> [What to produce]
Reproduce verbatim the stretch of the passage on K+ channels in 5-HT neurons from "Kinetics of action" through "AHP = afterhyperpolarization.".

> [Page extract]
════════════════════

Identification of the K+ channels that regulate the action potential firing in 5-HT neurons

We next examined the mechanisms underlying the firing attenuation. In the LH rats, the resting membrane potential and input resistance were identical to those in the naïve and non-LH rats (Table 1 and Supplementary Table 1), suggesting that the ion channels opening at the resting potential were not affected. For example, the spike firing of 5-HT neurons is reportedly suppressed by 5-HT1A activation that hyperpolarizes the membrane potential and decreases input resistance, which is mediated by inwardly rectifying K+ channels.,, However, the resting membrane potential and input resistance were identical among the three rat groups (Table 1), and there was no correlation between the resting membrane potential and average spike numbers at 100, 110 and 120 pA current injections (Spikes@100–120 pA) (Supplementary Fig. 3). These findings suggest that 5-HT1A-dependent hyperpolarizing shift of the resting membrane potential did not occur in LH rats under our experimental conditions. Furthermore, the kinetics and threshold voltage of the Na+ spikes were largely identical among the three groups (Table 2 and Supplementary Table 2), indicating that the firing attenuation is not caused by changes in the voltage-dependent Na+ channels. Therefore, we assumed that the firing attenuation was caused by changes in K+ conductance activated by membrane potential depolarization. To test this possibility, we initially identified the K+ channels that regulate spike firing using naïve rats.

Table 2

Kinetics of action potentials in 5-HT neurons in the DRN

Rat groups	Amplitude (mV)	Half width (ms)	Threshold (mV)	AHP amp (mV)	n
Naïve	82.5 ± 4.2	1.0 ± 0.1	−35.2 ± 2.8	−26.2 ± 3.8	16
Non-LH	87.9 ± 6.0	1.0 ± 0.2	−33.3 ± 3.8	−29.2 ± 5.1	18
LH	84.1 ± 6.3	1.1 ± 0.2	−34.4 ± 3.9	−27.7 ± 4.2	25

Action potential kinetics was measured using Minianalysis Program (version 6.0.7, Synaptosoft). Amplitude was measured from the threshold to the peak. Threshold was the threshold membrane potential for the action potential generation. Difference of the action potential amplitude between naïve and non-LH was statistically significant (P=0.024, one-way ANOVA post hoc Holm–Šidák test), but we did not address this point further in this study because it was not associated with the induction of behavioural changes.

AHP = afterhyperpolarization.

════════════════════

> [Data listing]
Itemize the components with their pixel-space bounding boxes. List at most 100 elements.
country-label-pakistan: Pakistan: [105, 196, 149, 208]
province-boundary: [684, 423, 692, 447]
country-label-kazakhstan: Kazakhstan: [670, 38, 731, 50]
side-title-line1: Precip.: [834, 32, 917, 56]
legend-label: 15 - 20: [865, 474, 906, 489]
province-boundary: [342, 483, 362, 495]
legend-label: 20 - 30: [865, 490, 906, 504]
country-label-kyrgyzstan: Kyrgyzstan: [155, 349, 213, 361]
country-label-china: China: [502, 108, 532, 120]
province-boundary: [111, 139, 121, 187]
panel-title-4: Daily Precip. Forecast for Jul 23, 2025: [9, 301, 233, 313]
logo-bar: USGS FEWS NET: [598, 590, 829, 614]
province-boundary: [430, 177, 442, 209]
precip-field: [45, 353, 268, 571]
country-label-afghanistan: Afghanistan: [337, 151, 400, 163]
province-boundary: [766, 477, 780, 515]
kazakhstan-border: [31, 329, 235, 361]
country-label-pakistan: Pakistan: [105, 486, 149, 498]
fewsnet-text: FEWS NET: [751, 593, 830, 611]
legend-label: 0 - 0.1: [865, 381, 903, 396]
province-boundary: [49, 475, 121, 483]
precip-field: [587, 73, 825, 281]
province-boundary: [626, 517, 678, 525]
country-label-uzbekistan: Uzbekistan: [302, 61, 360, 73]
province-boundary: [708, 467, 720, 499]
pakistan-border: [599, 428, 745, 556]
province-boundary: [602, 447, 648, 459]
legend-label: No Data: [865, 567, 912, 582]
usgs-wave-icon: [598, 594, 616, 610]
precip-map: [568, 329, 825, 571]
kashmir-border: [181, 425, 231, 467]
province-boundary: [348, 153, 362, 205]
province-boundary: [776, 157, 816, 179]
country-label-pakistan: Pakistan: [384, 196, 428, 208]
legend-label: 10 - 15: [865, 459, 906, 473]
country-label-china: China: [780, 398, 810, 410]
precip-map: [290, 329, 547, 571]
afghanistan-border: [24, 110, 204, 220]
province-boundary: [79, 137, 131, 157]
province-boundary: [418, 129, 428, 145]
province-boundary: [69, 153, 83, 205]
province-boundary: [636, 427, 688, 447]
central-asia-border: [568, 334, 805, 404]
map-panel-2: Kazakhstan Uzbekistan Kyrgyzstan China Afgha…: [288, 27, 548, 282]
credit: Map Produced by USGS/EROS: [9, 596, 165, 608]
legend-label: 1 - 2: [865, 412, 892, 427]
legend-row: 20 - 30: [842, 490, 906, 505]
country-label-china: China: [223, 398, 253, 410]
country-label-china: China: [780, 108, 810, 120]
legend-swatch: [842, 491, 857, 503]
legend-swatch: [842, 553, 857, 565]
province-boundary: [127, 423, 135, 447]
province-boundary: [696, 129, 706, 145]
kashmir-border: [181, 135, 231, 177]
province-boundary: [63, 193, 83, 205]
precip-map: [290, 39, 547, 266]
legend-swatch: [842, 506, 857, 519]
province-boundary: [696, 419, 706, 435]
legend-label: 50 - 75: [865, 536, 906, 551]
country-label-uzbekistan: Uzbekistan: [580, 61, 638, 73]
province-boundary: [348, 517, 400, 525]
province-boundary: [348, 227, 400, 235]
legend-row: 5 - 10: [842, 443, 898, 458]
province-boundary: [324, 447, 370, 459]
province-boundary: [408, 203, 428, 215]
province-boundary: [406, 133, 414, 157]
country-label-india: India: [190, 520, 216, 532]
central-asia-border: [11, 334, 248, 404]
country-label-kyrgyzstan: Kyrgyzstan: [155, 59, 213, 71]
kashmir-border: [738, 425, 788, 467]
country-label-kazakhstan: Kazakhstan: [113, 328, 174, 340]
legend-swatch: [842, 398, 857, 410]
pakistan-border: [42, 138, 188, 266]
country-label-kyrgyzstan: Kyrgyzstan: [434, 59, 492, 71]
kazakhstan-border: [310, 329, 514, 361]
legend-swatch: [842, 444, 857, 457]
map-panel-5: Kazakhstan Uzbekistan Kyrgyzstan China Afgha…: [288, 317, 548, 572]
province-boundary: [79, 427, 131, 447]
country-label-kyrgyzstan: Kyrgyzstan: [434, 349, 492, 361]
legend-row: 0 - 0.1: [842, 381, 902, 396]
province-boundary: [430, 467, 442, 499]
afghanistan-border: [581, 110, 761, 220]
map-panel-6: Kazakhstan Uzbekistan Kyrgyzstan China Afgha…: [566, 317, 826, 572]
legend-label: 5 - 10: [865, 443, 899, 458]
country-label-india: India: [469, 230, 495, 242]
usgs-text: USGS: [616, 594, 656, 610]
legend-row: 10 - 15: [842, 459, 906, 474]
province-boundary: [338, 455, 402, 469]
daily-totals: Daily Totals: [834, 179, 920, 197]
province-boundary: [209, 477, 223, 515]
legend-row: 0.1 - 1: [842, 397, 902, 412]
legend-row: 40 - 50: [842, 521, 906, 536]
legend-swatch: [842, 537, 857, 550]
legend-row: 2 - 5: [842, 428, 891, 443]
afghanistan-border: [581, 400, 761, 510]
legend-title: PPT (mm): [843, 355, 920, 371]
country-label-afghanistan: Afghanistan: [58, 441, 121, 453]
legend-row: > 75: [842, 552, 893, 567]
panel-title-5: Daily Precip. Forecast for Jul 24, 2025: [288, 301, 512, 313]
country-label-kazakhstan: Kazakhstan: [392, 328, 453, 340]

════════════════════

> [Result of the exercise]
Kinetics of action potentials in 5-HT neurons in the DRN

Rat groups	Amplitude (mV)	Half width (ms)	Threshold (mV)	AHP amp (mV)	n
Naïve	82.5 ± 4.2	1.0 ± 0.1	−35.2 ± 2.8	−26.2 ± 3.8	16
Non-LH	87.9 ± 6.0	1.0 ± 0.2	−33.3 ± 3.8	−29.2 ± 5.1	18
LH	84.1 ± 6.3	1.1 ± 0.2	−34.4 ± 3.9	−27.7 ± 4.2	25

Action potential kinetics was measured using Minianalysis Program (version 6.0.7, Synaptosoft). Amplitude was measured from the threshold to the peak. Threshold was the threshold membrane potential for the action potential generation. Difference of the action potential amplitude between naïve and non-LH was statistically significant (P=0.024, one-way ANOVA post hoc Holm–Šidák test), but we did not address this point further in this study because it was not associated with the induction of behavioural changes.

AHP = afterhyperpolarization.